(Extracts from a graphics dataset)
──────────

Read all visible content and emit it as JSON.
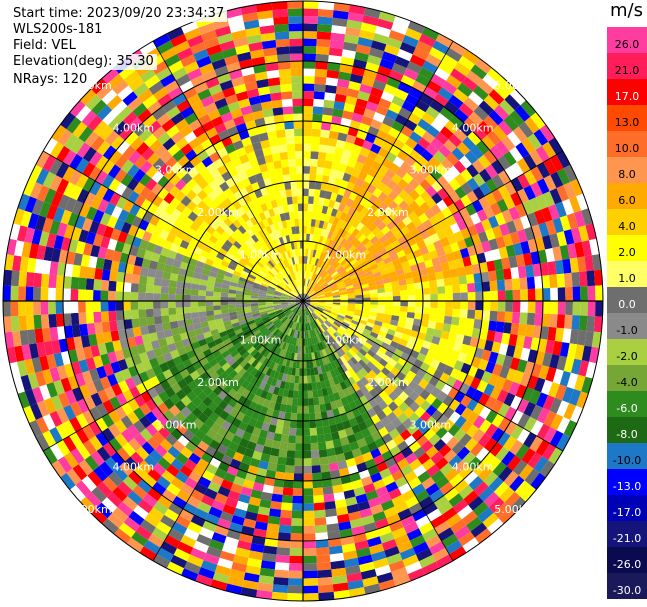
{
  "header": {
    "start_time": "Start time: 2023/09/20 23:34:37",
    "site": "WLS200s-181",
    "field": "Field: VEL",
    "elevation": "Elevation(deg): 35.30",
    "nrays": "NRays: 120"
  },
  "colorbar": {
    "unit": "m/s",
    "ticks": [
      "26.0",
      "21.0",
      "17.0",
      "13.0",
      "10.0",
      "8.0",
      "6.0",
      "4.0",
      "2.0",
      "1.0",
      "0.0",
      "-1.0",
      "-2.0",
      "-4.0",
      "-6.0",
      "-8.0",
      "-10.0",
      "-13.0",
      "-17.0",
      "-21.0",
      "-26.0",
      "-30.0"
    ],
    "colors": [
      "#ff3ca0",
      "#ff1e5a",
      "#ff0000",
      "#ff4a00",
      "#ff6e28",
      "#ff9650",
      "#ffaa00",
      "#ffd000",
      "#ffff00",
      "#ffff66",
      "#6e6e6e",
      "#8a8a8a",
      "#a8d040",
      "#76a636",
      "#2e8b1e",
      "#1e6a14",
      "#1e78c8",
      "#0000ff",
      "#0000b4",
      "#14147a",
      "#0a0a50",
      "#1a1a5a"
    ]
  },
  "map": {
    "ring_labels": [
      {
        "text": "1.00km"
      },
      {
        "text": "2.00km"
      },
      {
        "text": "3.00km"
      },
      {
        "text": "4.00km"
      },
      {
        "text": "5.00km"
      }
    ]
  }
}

──────────

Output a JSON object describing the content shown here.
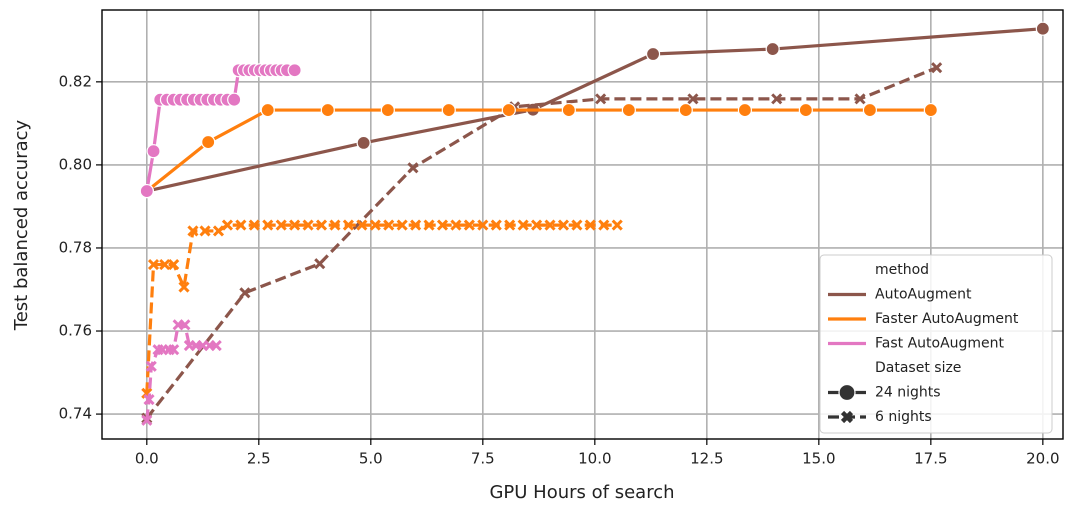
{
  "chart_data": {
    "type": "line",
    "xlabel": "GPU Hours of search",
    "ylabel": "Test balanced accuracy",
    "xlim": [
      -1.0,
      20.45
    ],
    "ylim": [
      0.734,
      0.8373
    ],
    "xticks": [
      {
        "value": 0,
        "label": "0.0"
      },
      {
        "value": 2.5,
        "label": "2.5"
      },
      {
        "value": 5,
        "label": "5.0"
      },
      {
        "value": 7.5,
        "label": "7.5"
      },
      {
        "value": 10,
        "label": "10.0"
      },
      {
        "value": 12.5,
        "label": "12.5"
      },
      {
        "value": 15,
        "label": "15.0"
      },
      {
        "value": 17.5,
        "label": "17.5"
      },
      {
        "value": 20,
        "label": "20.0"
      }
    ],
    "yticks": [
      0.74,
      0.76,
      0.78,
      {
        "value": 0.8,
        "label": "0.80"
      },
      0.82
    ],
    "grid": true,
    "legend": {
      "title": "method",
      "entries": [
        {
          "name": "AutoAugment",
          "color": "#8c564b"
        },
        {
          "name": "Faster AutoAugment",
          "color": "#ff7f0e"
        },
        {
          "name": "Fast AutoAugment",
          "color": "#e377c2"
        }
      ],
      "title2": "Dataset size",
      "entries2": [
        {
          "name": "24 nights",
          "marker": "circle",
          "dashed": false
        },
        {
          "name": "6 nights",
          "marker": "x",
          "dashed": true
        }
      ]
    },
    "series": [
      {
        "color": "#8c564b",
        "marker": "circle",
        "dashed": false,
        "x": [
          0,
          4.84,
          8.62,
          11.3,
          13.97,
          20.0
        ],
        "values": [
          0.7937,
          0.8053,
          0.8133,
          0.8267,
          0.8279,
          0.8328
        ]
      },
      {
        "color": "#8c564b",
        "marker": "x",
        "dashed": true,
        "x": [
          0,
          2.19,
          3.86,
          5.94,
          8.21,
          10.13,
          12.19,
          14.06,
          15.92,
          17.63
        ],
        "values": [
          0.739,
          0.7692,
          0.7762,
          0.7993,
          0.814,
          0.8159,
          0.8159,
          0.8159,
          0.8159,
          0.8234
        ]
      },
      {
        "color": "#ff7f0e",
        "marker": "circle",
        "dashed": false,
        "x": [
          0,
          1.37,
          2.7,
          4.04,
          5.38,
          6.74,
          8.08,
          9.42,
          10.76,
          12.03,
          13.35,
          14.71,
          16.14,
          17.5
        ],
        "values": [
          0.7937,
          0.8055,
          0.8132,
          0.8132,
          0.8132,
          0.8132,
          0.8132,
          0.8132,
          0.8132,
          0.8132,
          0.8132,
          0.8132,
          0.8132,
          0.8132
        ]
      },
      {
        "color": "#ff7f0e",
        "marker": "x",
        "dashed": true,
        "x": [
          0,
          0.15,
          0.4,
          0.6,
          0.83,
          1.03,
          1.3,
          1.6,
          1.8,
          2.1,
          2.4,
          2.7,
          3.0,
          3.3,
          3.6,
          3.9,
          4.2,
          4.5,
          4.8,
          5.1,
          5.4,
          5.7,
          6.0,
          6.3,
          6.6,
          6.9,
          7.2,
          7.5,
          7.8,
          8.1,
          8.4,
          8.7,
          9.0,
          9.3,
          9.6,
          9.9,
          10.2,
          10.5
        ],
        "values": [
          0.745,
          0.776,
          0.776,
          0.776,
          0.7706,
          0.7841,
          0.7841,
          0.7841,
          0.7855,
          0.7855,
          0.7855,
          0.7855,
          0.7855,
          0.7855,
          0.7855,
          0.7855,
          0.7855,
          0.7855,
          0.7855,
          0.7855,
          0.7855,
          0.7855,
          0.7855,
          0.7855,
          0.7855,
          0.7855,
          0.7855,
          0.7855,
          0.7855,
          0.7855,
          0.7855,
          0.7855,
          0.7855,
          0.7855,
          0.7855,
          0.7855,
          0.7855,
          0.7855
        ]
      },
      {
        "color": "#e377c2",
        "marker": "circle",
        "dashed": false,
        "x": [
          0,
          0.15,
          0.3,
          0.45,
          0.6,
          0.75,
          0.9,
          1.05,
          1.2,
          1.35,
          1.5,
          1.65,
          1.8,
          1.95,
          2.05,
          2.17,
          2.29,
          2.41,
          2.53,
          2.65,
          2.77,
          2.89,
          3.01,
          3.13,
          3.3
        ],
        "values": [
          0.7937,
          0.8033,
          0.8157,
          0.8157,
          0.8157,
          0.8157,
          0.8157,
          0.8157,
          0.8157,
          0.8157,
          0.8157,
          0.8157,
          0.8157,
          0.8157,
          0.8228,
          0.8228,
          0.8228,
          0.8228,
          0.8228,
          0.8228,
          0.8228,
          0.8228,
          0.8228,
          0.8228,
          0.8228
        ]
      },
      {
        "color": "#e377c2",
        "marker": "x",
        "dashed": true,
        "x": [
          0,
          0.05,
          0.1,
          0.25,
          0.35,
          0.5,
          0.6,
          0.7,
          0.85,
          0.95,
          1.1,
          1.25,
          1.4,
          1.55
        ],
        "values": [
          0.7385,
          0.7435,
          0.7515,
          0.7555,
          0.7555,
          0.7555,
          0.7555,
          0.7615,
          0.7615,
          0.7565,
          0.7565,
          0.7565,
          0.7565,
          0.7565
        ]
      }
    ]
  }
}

──────────

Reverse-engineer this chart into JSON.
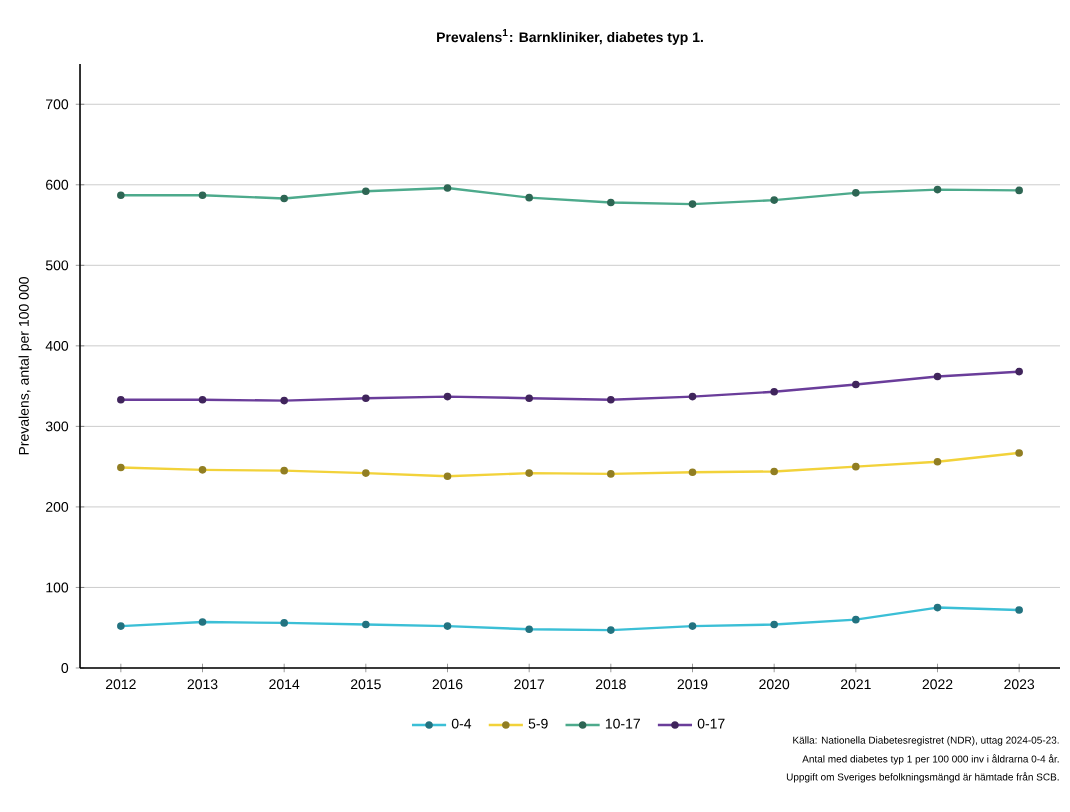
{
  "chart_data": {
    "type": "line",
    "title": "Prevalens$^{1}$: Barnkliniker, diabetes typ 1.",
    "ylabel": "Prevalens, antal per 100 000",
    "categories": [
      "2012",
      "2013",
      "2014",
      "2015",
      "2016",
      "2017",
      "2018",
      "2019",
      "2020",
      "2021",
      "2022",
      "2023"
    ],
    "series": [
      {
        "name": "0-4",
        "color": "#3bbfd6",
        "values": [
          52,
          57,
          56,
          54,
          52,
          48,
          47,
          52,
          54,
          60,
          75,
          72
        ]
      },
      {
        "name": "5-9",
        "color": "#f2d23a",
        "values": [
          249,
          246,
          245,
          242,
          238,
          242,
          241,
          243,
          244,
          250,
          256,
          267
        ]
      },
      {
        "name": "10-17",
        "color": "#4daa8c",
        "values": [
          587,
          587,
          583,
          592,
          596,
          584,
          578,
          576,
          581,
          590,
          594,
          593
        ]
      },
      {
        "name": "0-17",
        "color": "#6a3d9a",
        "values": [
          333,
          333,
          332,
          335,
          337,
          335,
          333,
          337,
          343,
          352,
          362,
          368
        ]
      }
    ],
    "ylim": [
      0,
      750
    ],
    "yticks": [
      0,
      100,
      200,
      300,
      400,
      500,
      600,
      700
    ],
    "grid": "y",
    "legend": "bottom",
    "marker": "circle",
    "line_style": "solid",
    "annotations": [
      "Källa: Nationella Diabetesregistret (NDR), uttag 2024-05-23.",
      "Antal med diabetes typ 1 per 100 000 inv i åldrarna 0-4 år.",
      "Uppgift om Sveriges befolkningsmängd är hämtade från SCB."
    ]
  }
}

──────────

> _Stated goal_
Scan the material above. Return every line containing the string "name".

> _Result of this task_
          "name": "AutoAugment",
          "name": "Faster AutoAugment",
          "name": "Fast AutoAugment",
          "name": "24 nights",
          "name": "6 nights",
        "name": "0-4",
        "name": "5-9",
        "name": "10-17",
        "name": "0-17",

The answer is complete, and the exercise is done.